BEGIN

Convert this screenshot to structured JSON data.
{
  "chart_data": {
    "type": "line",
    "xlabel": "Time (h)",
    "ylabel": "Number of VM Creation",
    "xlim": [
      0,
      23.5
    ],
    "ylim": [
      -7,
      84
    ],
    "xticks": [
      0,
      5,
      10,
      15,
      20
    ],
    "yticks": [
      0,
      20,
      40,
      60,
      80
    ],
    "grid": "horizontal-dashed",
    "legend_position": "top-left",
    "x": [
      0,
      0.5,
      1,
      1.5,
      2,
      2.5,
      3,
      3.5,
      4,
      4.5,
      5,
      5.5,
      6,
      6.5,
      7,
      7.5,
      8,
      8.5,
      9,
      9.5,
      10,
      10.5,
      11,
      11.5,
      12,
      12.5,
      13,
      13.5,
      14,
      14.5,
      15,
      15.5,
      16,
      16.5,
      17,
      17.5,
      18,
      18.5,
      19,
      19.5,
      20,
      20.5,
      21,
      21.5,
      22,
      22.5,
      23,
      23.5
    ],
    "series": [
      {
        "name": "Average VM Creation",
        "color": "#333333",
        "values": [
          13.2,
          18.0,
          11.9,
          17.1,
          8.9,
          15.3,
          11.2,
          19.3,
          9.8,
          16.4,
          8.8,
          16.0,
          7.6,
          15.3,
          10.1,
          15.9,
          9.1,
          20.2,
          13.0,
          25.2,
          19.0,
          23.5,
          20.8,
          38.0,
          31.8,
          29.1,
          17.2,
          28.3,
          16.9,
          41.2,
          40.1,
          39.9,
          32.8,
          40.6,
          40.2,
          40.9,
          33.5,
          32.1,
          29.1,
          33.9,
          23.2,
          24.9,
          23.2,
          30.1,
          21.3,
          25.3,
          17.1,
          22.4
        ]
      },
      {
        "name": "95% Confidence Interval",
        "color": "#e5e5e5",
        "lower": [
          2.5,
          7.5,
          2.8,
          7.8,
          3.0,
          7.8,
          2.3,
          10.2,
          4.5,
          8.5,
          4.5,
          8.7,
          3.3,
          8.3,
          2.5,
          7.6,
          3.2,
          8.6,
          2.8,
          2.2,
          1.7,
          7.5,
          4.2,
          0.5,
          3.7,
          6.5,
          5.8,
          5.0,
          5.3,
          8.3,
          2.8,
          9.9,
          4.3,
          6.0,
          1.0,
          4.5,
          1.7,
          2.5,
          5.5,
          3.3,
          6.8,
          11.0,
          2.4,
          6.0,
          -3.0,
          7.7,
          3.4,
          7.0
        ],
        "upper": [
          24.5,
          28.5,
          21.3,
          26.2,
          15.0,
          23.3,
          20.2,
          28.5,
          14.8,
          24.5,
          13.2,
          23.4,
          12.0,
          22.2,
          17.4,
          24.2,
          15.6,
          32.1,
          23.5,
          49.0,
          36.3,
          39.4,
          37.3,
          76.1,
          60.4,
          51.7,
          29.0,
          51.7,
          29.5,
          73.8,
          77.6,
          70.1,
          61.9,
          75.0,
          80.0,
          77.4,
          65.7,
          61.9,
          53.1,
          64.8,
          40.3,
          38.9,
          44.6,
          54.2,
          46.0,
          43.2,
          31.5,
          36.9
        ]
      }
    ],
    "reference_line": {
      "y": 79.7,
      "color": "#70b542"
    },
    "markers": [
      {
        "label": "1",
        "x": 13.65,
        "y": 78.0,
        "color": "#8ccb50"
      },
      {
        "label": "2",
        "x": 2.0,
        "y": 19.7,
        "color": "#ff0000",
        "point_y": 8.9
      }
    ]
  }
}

END

Copy each entry exactly, with nothing added or dropped.

Convert this screenshot to structured JSON data.
{
  "chart_data": {
    "type": "line",
    "xlabel": "Time (h)",
    "ylabel": "Number of VM Creation",
    "xlim": [
      0,
      23.5
    ],
    "ylim": [
      -7,
      84
    ],
    "xticks": [
      0,
      5,
      10,
      15,
      20
    ],
    "yticks": [
      0,
      20,
      40,
      60,
      80
    ],
    "grid": "horizontal-dashed",
    "legend_position": "top-left",
    "x": [
      0,
      0.5,
      1,
      1.5,
      2,
      2.5,
      3,
      3.5,
      4,
      4.5,
      5,
      5.5,
      6,
      6.5,
      7,
      7.5,
      8,
      8.5,
      9,
      9.5,
      10,
      10.5,
      11,
      11.5,
      12,
      12.5,
      13,
      13.5,
      14,
      14.5,
      15,
      15.5,
      16,
      16.5,
      17,
      17.5,
      18,
      18.5,
      19,
      19.5,
      20,
      20.5,
      21,
      21.5,
      22,
      22.5,
      23,
      23.5
    ],
    "series": [
      {
        "name": "Average VM Creation",
        "color": "#333333",
        "values": [
          13.2,
          18.0,
          11.9,
          17.1,
          8.9,
          15.3,
          11.2,
          19.3,
          9.8,
          16.4,
          8.8,
          16.0,
          7.6,
          15.3,
          10.1,
          15.9,
          9.1,
          20.2,
          13.0,
          25.2,
          19.0,
          23.5,
          20.8,
          38.0,
          31.8,
          29.1,
          17.2,
          28.3,
          16.9,
          41.2,
          40.1,
          39.9,
          32.8,
          40.6,
          40.2,
          40.9,
          33.5,
          32.1,
          29.1,
          33.9,
          23.2,
          24.9,
          23.2,
          30.1,
          21.3,
          25.3,
          17.1,
          22.4
        ]
      },
      {
        "name": "95% Confidence Interval",
        "color": "#e5e5e5",
        "lower": [
          2.5,
          7.5,
          2.8,
          7.8,
          3.0,
          7.8,
          2.3,
          10.2,
          4.5,
          8.5,
          4.5,
          8.7,
          3.3,
          8.3,
          2.5,
          7.6,
          3.2,
          8.6,
          2.8,
          2.2,
          1.7,
          7.5,
          4.2,
          0.5,
          3.7,
          6.5,
          5.8,
          5.0,
          5.3,
          8.3,
          2.8,
          9.9,
          4.3,
          6.0,
          1.0,
          4.5,
          1.7,
          2.5,
          5.5,
          3.3,
          6.8,
          11.0,
          2.4,
          6.0,
          -3.0,
          7.7,
          3.4,
          7.0
        ],
        "upper": [
          24.5,
          28.5,
          21.3,
          26.2,
          15.0,
          23.3,
          20.2,
          28.5,
          14.8,
          24.5,
          13.2,
          23.4,
          12.0,
          22.2,
          17.4,
          24.2,
          15.6,
          32.1,
          23.5,
          49.0,
          36.3,
          39.4,
          37.3,
          76.1,
          60.4,
          51.7,
          29.0,
          51.7,
          29.5,
          73.8,
          77.6,
          70.1,
          61.9,
          75.0,
          80.0,
          77.4,
          65.7,
          61.9,
          53.1,
          64.8,
          40.3,
          38.9,
          44.6,
          54.2,
          46.0,
          43.2,
          31.5,
          36.9
        ]
      }
    ],
    "reference_line": {
      "y": 79.7,
      "color": "#70b542"
    },
    "markers": [
      {
        "label": "1",
        "x": 13.65,
        "y": 78.0,
        "color": "#8ccb50"
      },
      {
        "label": "2",
        "x": 2.0,
        "y": 19.7,
        "color": "#ff0000",
        "point_y": 8.9
      }
    ]
  }
}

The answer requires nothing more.